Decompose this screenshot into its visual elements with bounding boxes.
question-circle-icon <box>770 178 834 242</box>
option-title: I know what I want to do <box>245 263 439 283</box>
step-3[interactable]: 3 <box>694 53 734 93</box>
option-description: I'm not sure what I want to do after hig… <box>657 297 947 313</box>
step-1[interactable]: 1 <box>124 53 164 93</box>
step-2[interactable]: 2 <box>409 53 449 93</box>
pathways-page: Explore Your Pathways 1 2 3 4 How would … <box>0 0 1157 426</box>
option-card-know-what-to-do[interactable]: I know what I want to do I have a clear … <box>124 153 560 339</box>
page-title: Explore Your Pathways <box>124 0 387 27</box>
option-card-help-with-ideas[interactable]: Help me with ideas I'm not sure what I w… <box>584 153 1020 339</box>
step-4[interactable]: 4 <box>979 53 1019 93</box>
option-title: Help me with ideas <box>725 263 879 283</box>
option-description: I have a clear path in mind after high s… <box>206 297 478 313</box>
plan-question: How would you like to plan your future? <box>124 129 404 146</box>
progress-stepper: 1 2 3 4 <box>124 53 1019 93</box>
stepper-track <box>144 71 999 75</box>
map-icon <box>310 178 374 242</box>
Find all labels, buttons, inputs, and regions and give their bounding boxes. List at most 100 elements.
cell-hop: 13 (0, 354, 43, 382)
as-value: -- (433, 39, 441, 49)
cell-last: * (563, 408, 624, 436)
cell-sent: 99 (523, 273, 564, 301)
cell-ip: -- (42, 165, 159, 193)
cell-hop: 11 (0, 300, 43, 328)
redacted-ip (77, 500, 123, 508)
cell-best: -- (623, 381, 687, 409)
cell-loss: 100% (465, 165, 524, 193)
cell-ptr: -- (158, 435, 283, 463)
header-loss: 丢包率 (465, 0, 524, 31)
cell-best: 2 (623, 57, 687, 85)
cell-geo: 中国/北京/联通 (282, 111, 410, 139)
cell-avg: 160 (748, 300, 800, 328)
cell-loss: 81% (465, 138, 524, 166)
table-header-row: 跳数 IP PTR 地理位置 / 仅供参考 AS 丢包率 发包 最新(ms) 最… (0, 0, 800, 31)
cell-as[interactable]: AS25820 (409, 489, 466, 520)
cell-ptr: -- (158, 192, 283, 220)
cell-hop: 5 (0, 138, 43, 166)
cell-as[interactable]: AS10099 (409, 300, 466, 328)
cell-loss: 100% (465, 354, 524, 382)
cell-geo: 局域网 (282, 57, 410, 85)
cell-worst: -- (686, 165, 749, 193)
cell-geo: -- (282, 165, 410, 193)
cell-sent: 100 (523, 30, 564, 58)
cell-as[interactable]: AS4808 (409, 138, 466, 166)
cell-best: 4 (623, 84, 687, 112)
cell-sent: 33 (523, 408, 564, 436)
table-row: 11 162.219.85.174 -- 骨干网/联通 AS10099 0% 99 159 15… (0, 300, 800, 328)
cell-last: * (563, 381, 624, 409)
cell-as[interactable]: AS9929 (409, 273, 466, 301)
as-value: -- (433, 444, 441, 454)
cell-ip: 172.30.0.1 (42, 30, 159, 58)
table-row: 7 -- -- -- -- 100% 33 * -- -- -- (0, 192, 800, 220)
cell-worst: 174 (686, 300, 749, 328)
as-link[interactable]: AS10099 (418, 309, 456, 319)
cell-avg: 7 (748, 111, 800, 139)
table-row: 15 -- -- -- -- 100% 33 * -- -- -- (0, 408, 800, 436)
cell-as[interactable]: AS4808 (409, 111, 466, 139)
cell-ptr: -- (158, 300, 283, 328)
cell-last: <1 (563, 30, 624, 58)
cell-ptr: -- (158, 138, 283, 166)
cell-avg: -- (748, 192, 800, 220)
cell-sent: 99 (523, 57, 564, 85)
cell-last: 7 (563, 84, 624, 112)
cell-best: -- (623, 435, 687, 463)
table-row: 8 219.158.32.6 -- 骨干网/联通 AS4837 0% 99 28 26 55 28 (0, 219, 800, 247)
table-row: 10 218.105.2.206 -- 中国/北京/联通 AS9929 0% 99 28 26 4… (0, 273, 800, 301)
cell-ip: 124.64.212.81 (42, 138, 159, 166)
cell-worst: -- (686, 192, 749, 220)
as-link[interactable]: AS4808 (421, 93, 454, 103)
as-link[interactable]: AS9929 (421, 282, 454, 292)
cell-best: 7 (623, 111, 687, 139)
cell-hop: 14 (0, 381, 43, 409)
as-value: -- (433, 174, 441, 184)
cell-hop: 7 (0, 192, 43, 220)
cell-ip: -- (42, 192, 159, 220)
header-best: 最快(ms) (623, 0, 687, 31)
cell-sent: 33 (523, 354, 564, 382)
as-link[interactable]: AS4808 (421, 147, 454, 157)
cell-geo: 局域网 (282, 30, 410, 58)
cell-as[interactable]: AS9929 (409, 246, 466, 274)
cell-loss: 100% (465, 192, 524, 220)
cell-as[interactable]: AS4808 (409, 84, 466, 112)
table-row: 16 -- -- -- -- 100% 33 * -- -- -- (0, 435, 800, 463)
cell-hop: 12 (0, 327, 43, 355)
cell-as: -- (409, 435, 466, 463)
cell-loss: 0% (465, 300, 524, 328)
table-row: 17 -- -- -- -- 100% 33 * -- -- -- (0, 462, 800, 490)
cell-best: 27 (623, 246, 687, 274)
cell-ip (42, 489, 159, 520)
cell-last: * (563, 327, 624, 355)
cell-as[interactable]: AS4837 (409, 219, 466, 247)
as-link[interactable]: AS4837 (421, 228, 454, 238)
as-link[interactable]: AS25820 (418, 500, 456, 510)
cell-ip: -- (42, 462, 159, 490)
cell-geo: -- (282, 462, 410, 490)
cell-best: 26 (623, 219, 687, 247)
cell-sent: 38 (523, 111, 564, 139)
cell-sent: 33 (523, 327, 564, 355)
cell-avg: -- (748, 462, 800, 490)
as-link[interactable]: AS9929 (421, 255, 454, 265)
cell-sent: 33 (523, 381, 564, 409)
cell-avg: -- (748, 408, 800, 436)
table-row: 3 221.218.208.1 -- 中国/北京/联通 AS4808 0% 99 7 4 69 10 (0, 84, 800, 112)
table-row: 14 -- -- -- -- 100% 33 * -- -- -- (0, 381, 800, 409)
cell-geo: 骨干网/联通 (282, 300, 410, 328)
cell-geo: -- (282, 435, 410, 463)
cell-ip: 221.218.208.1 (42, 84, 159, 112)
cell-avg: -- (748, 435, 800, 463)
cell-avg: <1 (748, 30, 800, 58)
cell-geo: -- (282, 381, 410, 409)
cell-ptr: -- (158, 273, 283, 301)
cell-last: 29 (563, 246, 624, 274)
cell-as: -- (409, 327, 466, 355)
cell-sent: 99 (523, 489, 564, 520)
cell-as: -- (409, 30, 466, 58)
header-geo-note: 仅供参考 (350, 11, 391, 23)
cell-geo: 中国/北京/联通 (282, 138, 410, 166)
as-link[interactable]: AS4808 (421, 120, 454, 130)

[Exercise task] Please set down, word for word, everything from the start of the listing down to and including the line that contains "option-title: Help me".

[Task output]
Decompose this screenshot into its visual elements with bounding boxes.
question-circle-icon <box>770 178 834 242</box>
option-title: I know what I want to do <box>245 263 439 283</box>
step-3[interactable]: 3 <box>694 53 734 93</box>
option-description: I'm not sure what I want to do after hig… <box>657 297 947 313</box>
step-1[interactable]: 1 <box>124 53 164 93</box>
step-2[interactable]: 2 <box>409 53 449 93</box>
pathways-page: Explore Your Pathways 1 2 3 4 How would … <box>0 0 1157 426</box>
option-card-know-what-to-do[interactable]: I know what I want to do I have a clear … <box>124 153 560 339</box>
page-title: Explore Your Pathways <box>124 0 387 27</box>
option-card-help-with-ideas[interactable]: Help me with ideas I'm not sure what I w… <box>584 153 1020 339</box>
step-4[interactable]: 4 <box>979 53 1019 93</box>
option-title: Help me with ideas <box>725 263 879 283</box>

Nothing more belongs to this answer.